> EXERCISE DIRECTIONS
Filter the listing and keep only the lines with the word "more".

> TASK INPUTS
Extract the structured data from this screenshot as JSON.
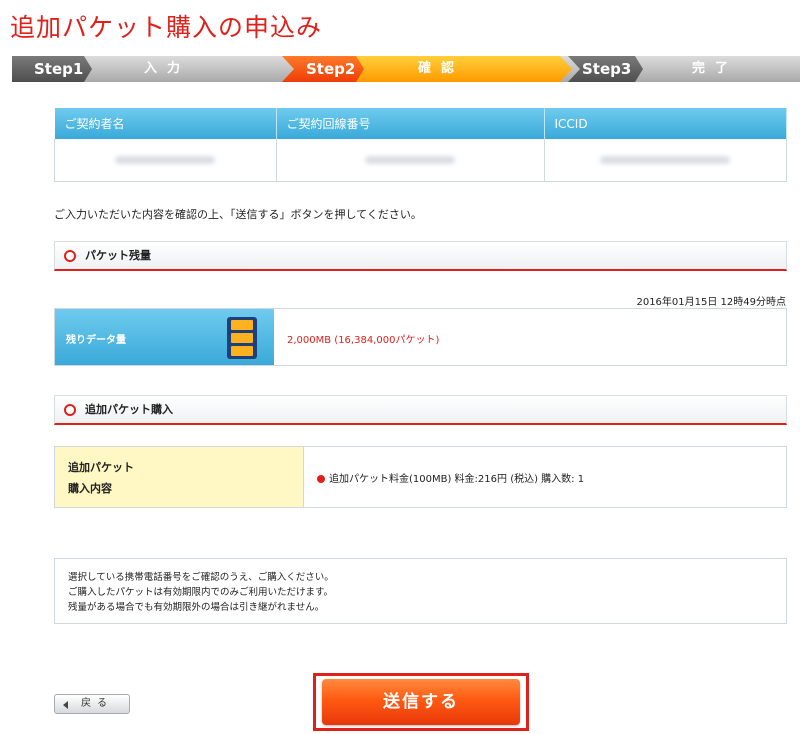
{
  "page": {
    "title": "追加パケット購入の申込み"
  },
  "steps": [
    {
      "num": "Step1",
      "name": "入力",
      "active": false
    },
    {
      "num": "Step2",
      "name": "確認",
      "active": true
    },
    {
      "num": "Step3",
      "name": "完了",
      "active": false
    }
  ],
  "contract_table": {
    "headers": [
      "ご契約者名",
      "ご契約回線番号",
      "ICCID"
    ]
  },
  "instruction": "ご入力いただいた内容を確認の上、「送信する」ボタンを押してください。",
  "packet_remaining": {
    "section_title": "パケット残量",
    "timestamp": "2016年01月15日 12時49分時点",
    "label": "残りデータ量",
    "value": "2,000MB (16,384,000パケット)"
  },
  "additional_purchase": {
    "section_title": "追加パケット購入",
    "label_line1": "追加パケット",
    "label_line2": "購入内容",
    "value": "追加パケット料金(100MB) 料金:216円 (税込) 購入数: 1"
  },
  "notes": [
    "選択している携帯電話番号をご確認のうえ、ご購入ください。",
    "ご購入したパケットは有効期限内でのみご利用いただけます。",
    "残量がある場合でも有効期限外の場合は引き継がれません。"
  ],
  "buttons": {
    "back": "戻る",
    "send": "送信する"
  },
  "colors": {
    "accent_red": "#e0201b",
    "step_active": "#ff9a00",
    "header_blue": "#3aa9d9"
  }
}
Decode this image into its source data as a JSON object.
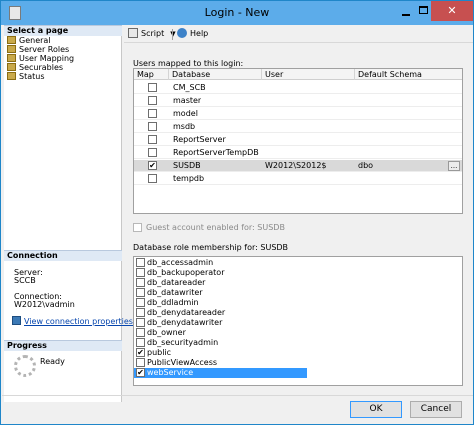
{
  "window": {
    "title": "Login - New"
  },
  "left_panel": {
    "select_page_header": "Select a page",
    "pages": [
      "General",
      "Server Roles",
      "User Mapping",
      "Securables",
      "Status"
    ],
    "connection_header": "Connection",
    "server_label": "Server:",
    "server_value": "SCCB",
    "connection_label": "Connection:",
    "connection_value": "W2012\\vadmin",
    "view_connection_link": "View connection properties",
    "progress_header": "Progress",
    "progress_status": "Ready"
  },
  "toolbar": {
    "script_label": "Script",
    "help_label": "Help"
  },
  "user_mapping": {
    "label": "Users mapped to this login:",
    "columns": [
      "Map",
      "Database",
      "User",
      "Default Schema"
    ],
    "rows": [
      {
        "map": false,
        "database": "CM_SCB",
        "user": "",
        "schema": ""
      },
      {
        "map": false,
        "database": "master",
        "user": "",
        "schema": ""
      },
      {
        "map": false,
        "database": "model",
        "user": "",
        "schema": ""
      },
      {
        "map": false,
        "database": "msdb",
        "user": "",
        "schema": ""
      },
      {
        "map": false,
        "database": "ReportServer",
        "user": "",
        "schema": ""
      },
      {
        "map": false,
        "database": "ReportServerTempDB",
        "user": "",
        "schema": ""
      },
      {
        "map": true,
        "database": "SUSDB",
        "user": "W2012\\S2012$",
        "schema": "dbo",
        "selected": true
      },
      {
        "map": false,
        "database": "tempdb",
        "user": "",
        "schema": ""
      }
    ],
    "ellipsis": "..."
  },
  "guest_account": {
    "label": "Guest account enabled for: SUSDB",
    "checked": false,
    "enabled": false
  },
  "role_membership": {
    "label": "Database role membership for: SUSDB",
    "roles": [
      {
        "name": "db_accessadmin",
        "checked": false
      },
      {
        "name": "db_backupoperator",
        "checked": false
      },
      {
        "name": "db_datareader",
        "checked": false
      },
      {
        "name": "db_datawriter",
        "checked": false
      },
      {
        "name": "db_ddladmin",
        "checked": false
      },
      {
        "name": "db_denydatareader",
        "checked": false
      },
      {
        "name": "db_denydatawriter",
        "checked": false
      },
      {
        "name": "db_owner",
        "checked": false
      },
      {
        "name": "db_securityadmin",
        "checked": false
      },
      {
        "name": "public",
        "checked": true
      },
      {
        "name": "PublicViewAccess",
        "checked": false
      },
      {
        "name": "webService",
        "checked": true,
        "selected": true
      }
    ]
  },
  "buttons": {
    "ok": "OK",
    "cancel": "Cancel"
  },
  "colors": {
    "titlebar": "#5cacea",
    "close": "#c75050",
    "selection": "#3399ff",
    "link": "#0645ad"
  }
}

* * *

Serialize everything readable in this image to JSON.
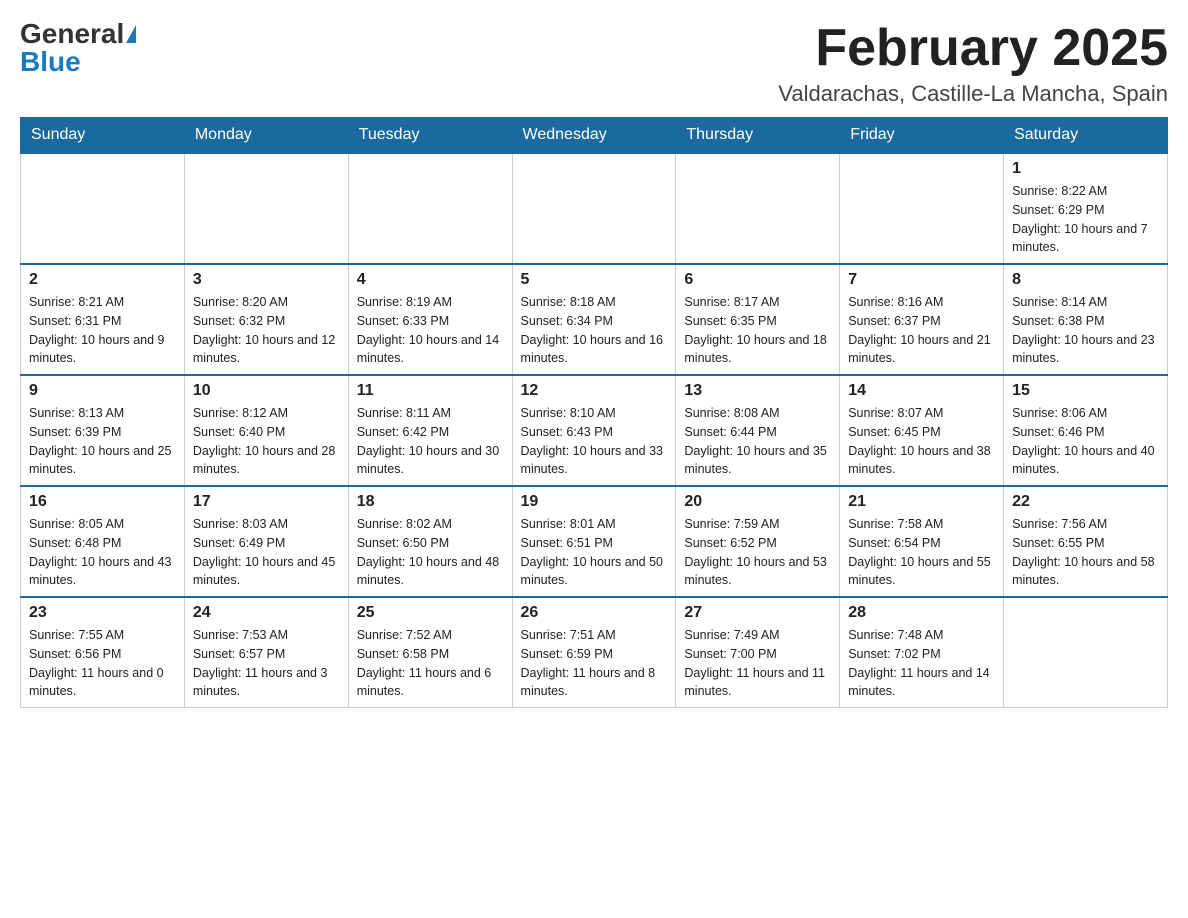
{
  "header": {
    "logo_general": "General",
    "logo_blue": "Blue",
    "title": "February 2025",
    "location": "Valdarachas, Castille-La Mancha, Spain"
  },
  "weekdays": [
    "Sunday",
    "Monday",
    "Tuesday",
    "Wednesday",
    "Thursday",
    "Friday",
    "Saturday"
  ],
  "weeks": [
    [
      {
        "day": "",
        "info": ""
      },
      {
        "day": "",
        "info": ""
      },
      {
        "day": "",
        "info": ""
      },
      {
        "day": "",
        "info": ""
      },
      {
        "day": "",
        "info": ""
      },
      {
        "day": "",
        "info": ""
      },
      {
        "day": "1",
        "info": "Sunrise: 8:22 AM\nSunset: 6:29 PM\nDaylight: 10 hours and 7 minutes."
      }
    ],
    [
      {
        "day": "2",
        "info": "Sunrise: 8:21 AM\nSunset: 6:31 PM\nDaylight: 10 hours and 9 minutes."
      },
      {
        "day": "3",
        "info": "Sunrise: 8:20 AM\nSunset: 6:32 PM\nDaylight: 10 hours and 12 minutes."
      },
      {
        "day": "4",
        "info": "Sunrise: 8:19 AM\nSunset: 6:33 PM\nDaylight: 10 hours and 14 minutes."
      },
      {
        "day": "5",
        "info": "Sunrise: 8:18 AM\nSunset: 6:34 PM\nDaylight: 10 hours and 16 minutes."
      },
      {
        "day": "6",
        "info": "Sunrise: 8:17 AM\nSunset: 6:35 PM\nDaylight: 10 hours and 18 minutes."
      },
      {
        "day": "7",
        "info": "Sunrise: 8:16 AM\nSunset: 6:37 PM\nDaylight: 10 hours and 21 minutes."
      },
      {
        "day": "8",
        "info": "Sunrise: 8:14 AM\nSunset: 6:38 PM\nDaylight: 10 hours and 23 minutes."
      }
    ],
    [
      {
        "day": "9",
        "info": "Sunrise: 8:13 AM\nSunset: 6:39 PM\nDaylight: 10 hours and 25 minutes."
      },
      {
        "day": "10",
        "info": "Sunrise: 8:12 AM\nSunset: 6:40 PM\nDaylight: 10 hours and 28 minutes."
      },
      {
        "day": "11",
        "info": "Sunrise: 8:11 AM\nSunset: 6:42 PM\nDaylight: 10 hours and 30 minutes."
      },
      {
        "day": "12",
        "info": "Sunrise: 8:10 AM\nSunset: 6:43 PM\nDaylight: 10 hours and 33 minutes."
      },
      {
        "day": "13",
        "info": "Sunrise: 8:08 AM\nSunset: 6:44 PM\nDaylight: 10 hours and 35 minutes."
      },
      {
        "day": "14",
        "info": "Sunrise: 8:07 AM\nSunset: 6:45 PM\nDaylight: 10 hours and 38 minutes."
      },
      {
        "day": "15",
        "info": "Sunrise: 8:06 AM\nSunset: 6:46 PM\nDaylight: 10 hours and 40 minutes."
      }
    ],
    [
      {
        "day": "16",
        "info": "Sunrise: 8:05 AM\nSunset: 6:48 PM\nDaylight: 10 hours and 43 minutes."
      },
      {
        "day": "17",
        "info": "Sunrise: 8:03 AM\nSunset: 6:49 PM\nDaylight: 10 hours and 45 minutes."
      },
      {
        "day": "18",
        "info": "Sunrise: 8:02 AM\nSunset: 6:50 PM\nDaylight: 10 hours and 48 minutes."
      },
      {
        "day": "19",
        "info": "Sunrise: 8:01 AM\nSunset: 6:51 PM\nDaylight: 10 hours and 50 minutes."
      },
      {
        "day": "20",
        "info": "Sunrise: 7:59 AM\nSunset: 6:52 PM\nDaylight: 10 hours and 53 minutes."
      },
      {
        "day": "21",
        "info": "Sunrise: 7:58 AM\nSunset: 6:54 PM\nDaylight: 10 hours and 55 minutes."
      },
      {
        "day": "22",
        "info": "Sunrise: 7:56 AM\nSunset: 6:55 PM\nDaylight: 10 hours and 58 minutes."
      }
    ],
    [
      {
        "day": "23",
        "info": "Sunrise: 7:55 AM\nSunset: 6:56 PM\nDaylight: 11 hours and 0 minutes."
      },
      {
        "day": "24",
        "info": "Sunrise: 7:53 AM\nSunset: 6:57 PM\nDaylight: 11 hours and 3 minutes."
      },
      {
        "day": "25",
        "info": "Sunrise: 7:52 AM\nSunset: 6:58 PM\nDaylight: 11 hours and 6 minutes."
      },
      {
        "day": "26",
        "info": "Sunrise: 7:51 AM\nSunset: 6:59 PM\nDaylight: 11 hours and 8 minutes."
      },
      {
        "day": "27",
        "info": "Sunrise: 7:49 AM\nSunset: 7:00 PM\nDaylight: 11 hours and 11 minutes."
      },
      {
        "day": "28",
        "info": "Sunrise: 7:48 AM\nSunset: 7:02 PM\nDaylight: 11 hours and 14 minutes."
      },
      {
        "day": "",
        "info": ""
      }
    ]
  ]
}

---

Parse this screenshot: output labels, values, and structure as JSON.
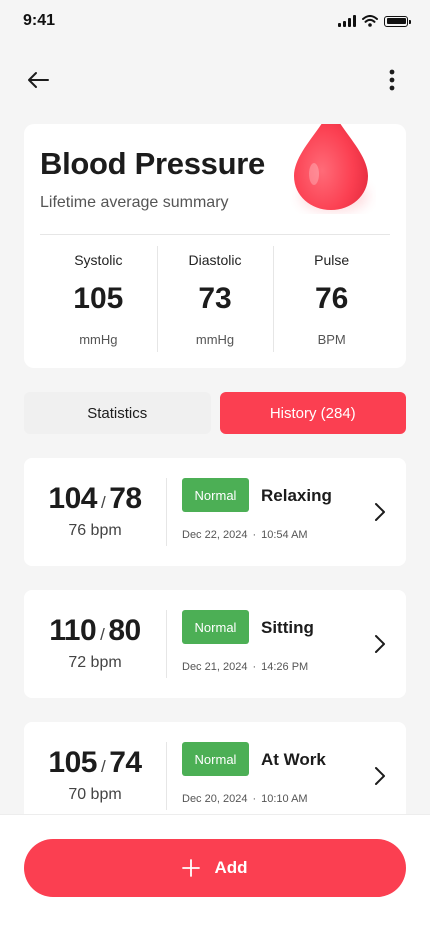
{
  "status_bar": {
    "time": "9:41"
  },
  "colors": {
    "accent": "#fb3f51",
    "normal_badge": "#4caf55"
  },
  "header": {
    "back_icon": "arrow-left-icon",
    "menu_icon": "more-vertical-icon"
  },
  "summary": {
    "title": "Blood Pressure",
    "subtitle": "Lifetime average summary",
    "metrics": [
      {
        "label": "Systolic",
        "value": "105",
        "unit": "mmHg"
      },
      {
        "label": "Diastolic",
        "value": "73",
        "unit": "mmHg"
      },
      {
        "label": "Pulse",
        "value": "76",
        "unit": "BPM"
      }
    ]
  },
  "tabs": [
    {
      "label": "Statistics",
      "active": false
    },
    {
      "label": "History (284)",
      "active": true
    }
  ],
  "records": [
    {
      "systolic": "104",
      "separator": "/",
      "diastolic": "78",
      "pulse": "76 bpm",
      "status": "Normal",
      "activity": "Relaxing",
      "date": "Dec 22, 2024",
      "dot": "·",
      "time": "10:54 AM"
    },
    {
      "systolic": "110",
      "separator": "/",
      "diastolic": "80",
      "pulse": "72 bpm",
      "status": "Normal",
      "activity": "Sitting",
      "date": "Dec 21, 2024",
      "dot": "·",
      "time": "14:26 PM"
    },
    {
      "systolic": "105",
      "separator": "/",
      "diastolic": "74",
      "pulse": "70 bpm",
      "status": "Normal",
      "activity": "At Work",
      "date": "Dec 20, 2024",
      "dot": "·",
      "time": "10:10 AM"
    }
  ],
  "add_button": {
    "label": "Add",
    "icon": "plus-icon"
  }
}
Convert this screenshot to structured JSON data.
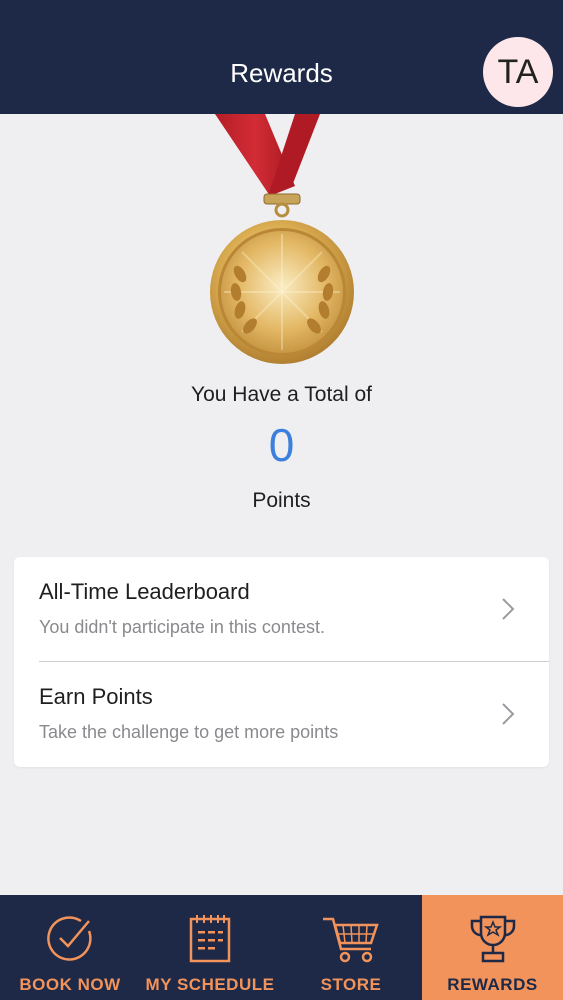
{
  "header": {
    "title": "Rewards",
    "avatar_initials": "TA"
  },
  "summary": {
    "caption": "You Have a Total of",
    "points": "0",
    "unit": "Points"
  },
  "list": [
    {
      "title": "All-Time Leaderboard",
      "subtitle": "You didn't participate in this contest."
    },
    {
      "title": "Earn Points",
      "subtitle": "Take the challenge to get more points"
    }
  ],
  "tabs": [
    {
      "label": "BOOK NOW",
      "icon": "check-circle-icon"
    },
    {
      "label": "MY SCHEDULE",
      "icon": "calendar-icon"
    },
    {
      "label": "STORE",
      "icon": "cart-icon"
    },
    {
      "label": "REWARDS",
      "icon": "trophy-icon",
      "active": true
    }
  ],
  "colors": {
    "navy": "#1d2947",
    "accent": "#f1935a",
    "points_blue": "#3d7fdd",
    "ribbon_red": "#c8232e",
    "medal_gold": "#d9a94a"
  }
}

> PROBLEM SOLUTION
    "menu_icon": "more-vertical-icon"
      "subtitle": "Take the challenge to get more points"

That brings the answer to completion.